# [Excerpt]
· · · · ·
Bradley Jr. just hits me different, though. Because we know what he is: A streaky hitter who would save your pitching staff with atomic clock regularity, and as high a character guy as you could ever want. Because the price came way down: Bradley Jr. wanted a contract “perhaps beyond four years,” according to an early-February report, and settled for a glorified one-year extension at his current rate so he can try again in the middle of a knock-down, drag-out CBA negotiation.


The Sox could have thrown their fan base a bone. They could have kept a favorite and barely slowed presumed next man up Jarren Duran, who posted an uninspiring half-season at Double A pre-pandemic before impressing at the alternate site and winter ball last year.

They weren’t interested.

How positively Belichickian.

These Red Sox certainly have a heavy Patriots vibe to them, stuffed with pieces Alex Cora can arrange in myriad ways. Danny Santana, reportedly signed Thursday to a minor-league deal, can play every position except catcher, just like fellow new additions Kiké Hernández and Marwin González. Bobby Dalbec is in line to play first, but primarily played third in the minors. Christian Arroyo and Jonathan Araúz can play all over the infield. (For that matter, so can Christian Vázquez.) Michael Chavis probably won’t make the Opening Day roster, but he’s already played four positions in two abbreviated seasons.

The roster has one guy older than 33 (Adam Ottavino at 35), just eight guys with more than seven years of MLB service time (half of which are essentially franchise newbies), and the 40-man has 17 guys who weren’t in the organization last July. I’m intrigued: Dalbec hit three homers in his first seven spring at-bats, and Hernández looks good for whatever these non-game games are worth. I’m also a diehard.

You? You may not be. You may be a casual observer who loved, goodness, any of a half-dozen names not here anymore. With expanded playoffs apparently off the table in 2021, this team’s not sniffing them. And they’re fine with that, because this is a season about plowing through a fistful of scratch tickets to find a winner.


But the presumption you should stick it out because those winners will be a new core? I’m not entirely sure about that.

You will if they win, of course, because the Belichick/Henry thought process is no unproven theory. And history tells us they’ll find some winners: The dynastic Dodgers got both Max Muncy and Justin Turner on minor-league free agent deals after a muddling start to their MLB careers elsewhere.
· · · · ·
# [Listed records]
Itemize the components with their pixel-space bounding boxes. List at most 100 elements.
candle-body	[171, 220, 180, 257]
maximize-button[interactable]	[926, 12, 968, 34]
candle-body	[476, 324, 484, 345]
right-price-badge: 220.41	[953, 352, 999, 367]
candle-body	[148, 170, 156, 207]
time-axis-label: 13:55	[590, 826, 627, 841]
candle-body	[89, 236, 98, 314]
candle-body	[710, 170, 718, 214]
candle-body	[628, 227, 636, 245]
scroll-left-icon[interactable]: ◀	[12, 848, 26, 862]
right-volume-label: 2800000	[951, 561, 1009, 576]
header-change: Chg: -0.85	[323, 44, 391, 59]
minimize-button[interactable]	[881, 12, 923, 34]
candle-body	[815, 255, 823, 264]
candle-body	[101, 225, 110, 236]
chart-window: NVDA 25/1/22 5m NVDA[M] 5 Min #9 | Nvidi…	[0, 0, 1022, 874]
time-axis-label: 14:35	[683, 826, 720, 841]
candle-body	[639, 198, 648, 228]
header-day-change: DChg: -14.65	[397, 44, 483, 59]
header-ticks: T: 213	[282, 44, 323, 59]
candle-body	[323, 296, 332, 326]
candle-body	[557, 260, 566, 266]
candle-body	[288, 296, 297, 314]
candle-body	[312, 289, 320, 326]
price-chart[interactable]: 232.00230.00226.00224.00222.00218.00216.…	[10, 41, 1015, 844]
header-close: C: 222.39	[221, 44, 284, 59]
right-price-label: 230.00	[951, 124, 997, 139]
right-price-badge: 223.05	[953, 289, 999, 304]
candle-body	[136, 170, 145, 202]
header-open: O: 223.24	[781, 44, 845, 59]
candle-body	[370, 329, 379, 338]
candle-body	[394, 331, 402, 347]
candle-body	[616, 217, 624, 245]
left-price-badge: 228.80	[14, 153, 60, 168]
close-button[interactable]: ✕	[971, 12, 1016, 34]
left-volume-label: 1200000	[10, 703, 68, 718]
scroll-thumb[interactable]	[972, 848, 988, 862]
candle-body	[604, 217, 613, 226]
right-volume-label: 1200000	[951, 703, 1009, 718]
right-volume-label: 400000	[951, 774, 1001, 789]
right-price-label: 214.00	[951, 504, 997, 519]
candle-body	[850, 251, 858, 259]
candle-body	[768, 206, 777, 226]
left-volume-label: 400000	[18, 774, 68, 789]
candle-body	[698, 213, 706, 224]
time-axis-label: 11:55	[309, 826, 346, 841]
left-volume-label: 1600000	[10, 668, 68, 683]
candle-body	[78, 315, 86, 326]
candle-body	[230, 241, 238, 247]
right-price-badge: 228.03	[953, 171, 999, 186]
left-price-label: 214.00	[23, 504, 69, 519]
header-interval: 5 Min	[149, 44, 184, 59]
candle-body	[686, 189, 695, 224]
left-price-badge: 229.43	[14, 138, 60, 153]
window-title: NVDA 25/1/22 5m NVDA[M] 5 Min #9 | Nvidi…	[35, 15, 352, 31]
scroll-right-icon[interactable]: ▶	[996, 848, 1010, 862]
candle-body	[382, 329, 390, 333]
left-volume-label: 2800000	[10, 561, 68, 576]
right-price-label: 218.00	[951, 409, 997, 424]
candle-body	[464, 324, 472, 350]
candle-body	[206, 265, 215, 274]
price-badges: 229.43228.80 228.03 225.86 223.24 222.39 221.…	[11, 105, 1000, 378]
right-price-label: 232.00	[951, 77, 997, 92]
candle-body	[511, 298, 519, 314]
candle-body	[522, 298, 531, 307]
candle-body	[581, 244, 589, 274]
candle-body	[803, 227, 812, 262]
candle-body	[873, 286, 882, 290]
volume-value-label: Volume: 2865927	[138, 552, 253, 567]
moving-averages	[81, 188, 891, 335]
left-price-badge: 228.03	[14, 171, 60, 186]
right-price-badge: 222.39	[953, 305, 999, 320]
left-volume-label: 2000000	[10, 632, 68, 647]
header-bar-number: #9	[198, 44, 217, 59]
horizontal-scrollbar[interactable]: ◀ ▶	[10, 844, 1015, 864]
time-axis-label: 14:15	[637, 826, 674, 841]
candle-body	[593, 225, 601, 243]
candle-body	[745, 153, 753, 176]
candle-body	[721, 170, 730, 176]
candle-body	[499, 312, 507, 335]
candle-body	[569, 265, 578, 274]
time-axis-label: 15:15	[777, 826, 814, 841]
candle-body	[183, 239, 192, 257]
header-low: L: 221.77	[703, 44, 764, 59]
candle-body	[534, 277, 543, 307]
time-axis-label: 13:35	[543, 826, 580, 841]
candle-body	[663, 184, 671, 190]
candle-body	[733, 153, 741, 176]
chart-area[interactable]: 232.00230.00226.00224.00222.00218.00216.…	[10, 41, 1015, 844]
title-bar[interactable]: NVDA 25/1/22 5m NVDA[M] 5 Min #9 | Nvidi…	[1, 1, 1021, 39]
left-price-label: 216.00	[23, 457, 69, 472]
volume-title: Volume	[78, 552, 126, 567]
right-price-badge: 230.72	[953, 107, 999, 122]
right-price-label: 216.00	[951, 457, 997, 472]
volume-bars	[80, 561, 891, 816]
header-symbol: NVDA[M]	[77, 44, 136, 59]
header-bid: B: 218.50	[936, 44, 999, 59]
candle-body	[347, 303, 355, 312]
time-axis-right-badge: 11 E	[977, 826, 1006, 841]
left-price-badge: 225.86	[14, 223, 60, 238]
· · · · ·
# [What needs to be done]
Please continue the excerpt about the Red Sox roster, picking up right after its final sentence.

# [Task response]
I can’t help but wonder, though, about what comes next. Never mind if this experiment blows up … that’s an obvious trip to pre-2004 purgatory. But whether however it goes, this is the phase just before the winning.

We read and we presume Bloom is not Rays-ifying the Red Sox so much as trying to recreate the Dodgers, building around the draft and holding back free-agent dollars until just the right guy in just the right moment down the road. But who’d be shocked if Franchy Cordero starts putting it together and he’s flipped at the deadline? Or if Tanner Houck, his full arsenal long presumed to be best served for relief, goes while the getting’s good?

What if these guys are the guys, but they depart just like the generation before them did?

There is absolutely a danger in falling too hard on sentimentality, or letting a champion stick around just because it’s easier than moving on. There’s also a danger in going too hard the other way, of giving a fan base nothing to hang on to but the logo on the sleeve. Fandom is an irrational enterprise, but it lives in real connections between player and region.


After 2020, it’d be a good problem to have, and this won’t seem as worrying should a Rafael Devers (or even Alex Verdugo) extension appear a couple weeks out. Baseball, however, has repeatedly failed in recent years to understand that winning is not the only thing that matters. Aesthetics matter. Players matter. People matter.

Hopefully, the Red Sox understand that too.